18Avec les multiples représentations de festins de Véronèse, situées à mi-chemin entre la « Cène » et le banquet mondain [15], on se trouve au commencement d’une évolution qui voit le rituel religieux, transformé par l’imagination, progresser vers d’autres champs de la culture, l’art de la nature morte notamment. Le contexte performatif du rituel eucharistique se trouve ici gommé. Seuls restent ses éléments substantiels : le pain et le vin. Au cours du processus d’érosion de la transcendance dans l’histoire de la culture européenne, les exemples de transposition du rituel artistique en acte artistique sont légions. Citons, pour mémoire, le tableau maniériste de Salvador Dali : « The Sacrament of the Last Supper » de 1955.
════════════════════
- _Série d'exercices_
**A)** D'après l'extrait sur les festins de Véronèse, quels éléments substantiels du rituel eucharistique demeurent seuls ?
**B)** Prolongez l'extrait sur les festins de Véronèse en reprenant juste après sa dernière phrase.
Les lignes qui viennent forment un matériau indépendant de l'extrait.

- _Données fournies_
════════════════════
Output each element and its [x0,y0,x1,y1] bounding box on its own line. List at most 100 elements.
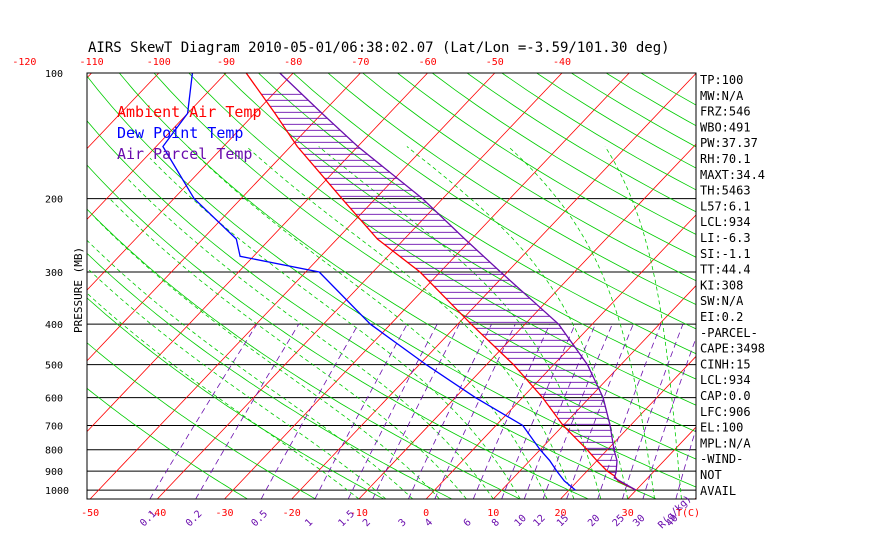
════════════════════
- _Réponses par exercice_
**A)** Le pain et le vin.

**B)**
19Nous parvenons à présent au quatrième champ où le rituel de l’Eucharistie quitte la sphère du religieux. C’est celui des « cultural performances », comme le disent Singer et Turner. Ces performances se distinguent des champs étudiés précédemment du cultuel, du quotidien et de l’art, plus clairement définis. Sans doute le projet réalisé par Andy Warhol à Milan Last Supper, est-il le prototype de ce moment où le rituel de la Cène rejoint le domaine performatif. On y voit des répliques de L’Ultima Cena de Léonard de Vinci exposées dans une banque située en face de Santa Maria delle Grazie à Milan, où se trouve la fresque de Léonard [16]. Le rituel religieux est mis en scène et « mis à distance » (verfremdet) à la fois. L’artiste japonais Hiroshi Sugimoto ne procède pas autrement quand il photographie de poupées de cire figurant la « Cène » de Léonard de Vinci [17].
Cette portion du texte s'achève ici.